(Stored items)
* * * *
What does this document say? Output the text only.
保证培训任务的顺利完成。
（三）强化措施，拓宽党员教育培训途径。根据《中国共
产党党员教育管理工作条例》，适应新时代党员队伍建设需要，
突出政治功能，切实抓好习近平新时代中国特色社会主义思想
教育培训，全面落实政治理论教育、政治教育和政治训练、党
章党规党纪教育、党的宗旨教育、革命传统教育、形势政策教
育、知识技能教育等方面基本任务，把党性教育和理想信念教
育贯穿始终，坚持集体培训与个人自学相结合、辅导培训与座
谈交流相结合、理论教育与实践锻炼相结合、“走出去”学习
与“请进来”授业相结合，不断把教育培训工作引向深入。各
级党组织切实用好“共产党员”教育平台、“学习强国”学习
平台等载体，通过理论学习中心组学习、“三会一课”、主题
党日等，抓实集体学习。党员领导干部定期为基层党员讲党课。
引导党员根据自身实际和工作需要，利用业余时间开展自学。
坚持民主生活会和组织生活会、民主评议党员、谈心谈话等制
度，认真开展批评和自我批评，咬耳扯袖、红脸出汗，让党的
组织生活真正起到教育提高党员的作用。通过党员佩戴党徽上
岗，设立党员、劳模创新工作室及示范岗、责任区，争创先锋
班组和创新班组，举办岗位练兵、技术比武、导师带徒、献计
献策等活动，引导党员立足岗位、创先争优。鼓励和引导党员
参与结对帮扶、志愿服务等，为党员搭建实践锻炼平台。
* * * *
> [THE REQUEST] The entries above must be returned exactly.

> [EXPECTED ANSWER]
What does this document say? Output the text only.
保证培训任务的顺利完成。
（三）强化措施，拓宽党员教育培训途径。根据《中国共
产党党员教育管理工作条例》，适应新时代党员队伍建设需要，
突出政治功能，切实抓好习近平新时代中国特色社会主义思想
教育培训，全面落实政治理论教育、政治教育和政治训练、党
章党规党纪教育、党的宗旨教育、革命传统教育、形势政策教
育、知识技能教育等方面基本任务，把党性教育和理想信念教
育贯穿始终，坚持集体培训与个人自学相结合、辅导培训与座
谈交流相结合、理论教育与实践锻炼相结合、“走出去”学习
与“请进来”授业相结合，不断把教育培训工作引向深入。各
级党组织切实用好“共产党员”教育平台、“学习强国”学习
平台等载体，通过理论学习中心组学习、“三会一课”、主题
党日等，抓实集体学习。党员领导干部定期为基层党员讲党课。
引导党员根据自身实际和工作需要，利用业余时间开展自学。
坚持民主生活会和组织生活会、民主评议党员、谈心谈话等制
度，认真开展批评和自我批评，咬耳扯袖、红脸出汗，让党的
组织生活真正起到教育提高党员的作用。通过党员佩戴党徽上
岗，设立党员、劳模创新工作室及示范岗、责任区，争创先锋
班组和创新班组，举办岗位练兵、技术比武、导师带徒、献计
献策等活动，引导党员立足岗位、创先争优。鼓励和引导党员
参与结对帮扶、志愿服务等，为党员搭建实践锻炼平台。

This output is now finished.